BRIEF
Everything from the line that contains "What data populates" through the final line of the records below should be quoted exactly, except the pictures.

RECORDS PROVIDED

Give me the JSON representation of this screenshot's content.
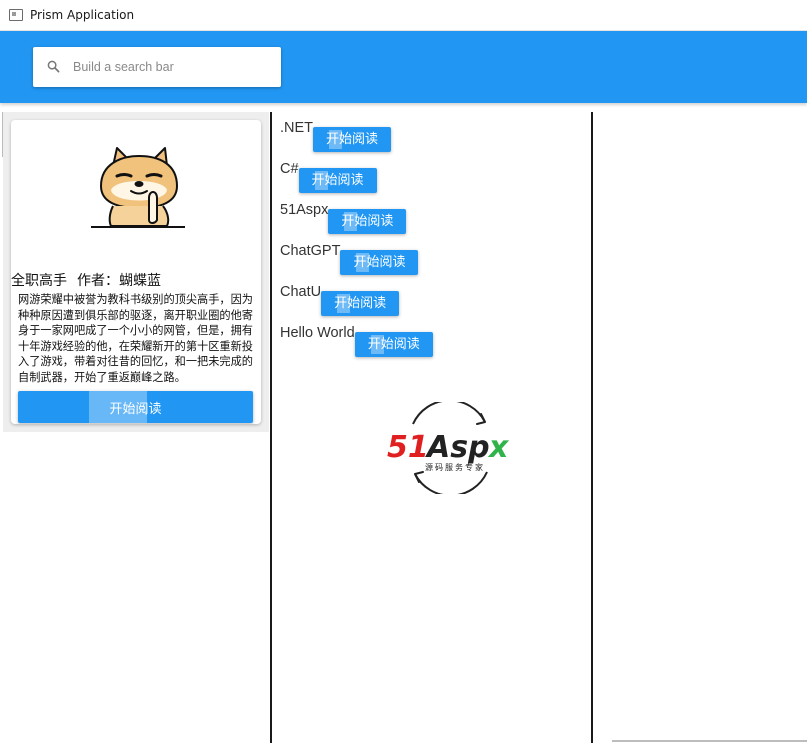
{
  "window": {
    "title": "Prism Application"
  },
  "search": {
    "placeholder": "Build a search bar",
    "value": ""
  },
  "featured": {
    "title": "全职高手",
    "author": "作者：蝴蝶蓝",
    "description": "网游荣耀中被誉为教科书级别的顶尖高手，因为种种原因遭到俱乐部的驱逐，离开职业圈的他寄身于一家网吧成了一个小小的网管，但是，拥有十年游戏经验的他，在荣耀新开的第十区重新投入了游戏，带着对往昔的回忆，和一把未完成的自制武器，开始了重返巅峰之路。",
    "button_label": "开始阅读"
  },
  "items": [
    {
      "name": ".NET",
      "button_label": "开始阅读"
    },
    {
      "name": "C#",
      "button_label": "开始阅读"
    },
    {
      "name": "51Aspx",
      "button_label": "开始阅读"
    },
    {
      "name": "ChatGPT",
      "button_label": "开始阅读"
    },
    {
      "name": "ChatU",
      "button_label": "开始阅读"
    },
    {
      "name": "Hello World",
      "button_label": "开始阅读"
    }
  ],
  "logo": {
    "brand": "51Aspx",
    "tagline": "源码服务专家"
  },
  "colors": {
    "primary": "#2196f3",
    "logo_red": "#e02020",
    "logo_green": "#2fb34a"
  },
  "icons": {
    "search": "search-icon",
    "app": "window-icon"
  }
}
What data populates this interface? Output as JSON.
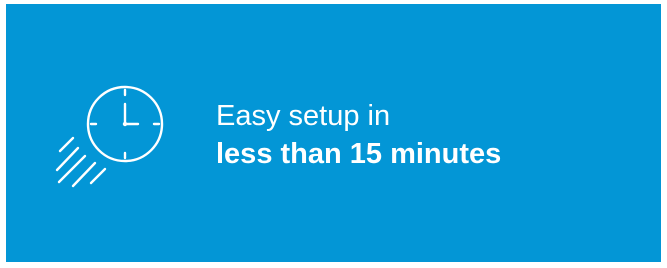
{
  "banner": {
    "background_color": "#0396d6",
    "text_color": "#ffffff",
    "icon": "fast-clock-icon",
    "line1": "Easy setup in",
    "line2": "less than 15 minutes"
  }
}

RESPONSE FOR THIS EXERCISE
What data populates this interface? Output as JSON.
{
  "banner": {
    "background_color": "#0396d6",
    "text_color": "#ffffff",
    "icon": "fast-clock-icon",
    "line1": "Easy setup in",
    "line2": "less than 15 minutes"
  }
}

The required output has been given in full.